## EXERCISE PROMPT
Give back the full listing, character for character, with no pictures.

## SUPPLIED INFORMATION
■ ■ ■ ■

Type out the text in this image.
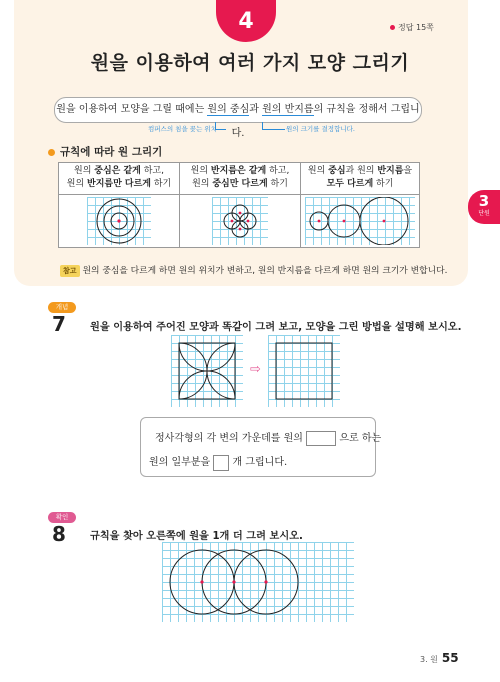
4	정답 15쪽
원을 이용하여 여러 가지 모양 그리기
원을 이용하여 모양을 그릴 때에는 원의 중심과 원의 반지름의 규칙을 정해서 그립니다.
컴퍼스의 침을 꽂는 위치	원의 크기를 결정합니다.
규칙에 따라 원 그리기
원의 중심은 같게 하고,
원의 반지름만 다르게 하기
원의 반지름은 같게 하고,
원의 중심만 다르게 하기
원의 중심과 원의 반지름을
모두 다르게 하기
참고 원의 중심을 다르게 하면 원의 위치가 변하고, 원의 반지름을 다르게 하면 원의 크기가 변합니다.
3
단원
개념
7 원을 이용하여 주어진 모양과 똑같이 그려 보고, 모양을 그린 방법을 설명해 보시오.
⇨
정사각형의 각 변의 가운데를 원의	으로 하는
원의 일부분을 개 그립니다.
확인
8 규칙을 찾아 오른쪽에 원을 1개 더 그려 보시오.
3. 원 55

■ ■ ■ ■

## SOLUTION FOR THIS TASK
Type out the text in this image.
4	정답 15쪽
원을 이용하여 여러 가지 모양 그리기
원을 이용하여 모양을 그릴 때에는 원의 중심과 원의 반지름의 규칙을 정해서 그립니다.
컴퍼스의 침을 꽂는 위치	원의 크기를 결정합니다.
규칙에 따라 원 그리기
원의 중심은 같게 하고,
원의 반지름만 다르게 하기
원의 반지름은 같게 하고,
원의 중심만 다르게 하기
원의 중심과 원의 반지름을
모두 다르게 하기
참고 원의 중심을 다르게 하면 원의 위치가 변하고, 원의 반지름을 다르게 하면 원의 크기가 변합니다.
3
단원
개념
7 원을 이용하여 주어진 모양과 똑같이 그려 보고, 모양을 그린 방법을 설명해 보시오.
⇨
정사각형의 각 변의 가운데를 원의	으로 하는
원의 일부분을 개 그립니다.
확인
8 규칙을 찾아 오른쪽에 원을 1개 더 그려 보시오.
3. 원 55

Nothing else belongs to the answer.